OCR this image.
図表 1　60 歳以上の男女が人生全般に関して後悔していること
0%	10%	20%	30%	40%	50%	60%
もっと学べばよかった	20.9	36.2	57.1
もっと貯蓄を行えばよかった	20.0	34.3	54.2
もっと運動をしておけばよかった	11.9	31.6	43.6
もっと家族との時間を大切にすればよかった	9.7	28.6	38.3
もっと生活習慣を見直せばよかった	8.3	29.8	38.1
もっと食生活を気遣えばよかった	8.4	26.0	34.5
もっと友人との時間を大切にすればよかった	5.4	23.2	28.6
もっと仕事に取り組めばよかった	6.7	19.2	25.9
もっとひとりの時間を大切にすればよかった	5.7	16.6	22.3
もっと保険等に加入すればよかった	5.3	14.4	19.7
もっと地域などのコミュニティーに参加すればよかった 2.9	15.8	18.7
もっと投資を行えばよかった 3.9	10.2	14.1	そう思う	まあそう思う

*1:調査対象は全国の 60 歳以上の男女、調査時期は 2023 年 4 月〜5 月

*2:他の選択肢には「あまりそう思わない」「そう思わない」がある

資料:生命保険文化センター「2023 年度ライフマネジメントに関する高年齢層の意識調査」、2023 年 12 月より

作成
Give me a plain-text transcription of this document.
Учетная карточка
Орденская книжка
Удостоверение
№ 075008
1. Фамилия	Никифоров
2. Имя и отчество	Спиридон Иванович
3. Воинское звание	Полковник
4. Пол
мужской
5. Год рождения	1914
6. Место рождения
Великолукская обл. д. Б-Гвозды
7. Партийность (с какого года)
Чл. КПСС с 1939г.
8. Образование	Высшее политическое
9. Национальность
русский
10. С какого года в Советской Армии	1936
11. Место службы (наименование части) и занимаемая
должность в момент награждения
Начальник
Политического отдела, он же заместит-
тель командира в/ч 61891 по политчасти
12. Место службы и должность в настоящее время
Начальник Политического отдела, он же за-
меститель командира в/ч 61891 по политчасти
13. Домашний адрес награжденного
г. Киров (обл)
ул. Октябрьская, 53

########

*PROBLEM DETAILS*. Find and copy each line above that includes the string "Политического".

*TASK SOLUTION*.
Политического отдела, он же заместит-
Начальник Политического отдела, он же за-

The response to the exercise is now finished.